• [What the task asks] Type out the complete listing below word for word, without its pictures.
============
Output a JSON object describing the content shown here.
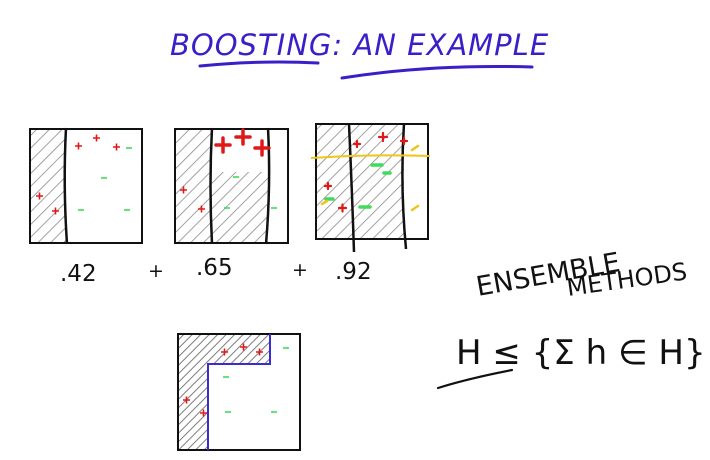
{
  "title": "BOOSTING: AN EXAMPLE",
  "weights": [
    ".42",
    "+",
    ".65",
    "+",
    ".92"
  ],
  "ensemble_label": {
    "line1": "ENSEMBLE",
    "line2": "METHODS"
  },
  "formula": "H ≤ {Σ h ∈ H}",
  "colors": {
    "title": "#3a1fc9",
    "ink": "#111111",
    "hatch": "#8a8a8a",
    "plus": "#e11818",
    "minus": "#3fdc5a",
    "combined_boundary": "#3a2bd6",
    "yellow": "#f0c419"
  }
}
============
• [Correct output]
Output a JSON object describing the content shown here.
{
  "title": "BOOSTING: AN EXAMPLE",
  "weights": [
    ".42",
    "+",
    ".65",
    "+",
    ".92"
  ],
  "ensemble_label": {
    "line1": "ENSEMBLE",
    "line2": "METHODS"
  },
  "formula": "H ≤ {Σ h ∈ H}",
  "colors": {
    "title": "#3a1fc9",
    "ink": "#111111",
    "hatch": "#8a8a8a",
    "plus": "#e11818",
    "minus": "#3fdc5a",
    "combined_boundary": "#3a2bd6",
    "yellow": "#f0c419"
  }
}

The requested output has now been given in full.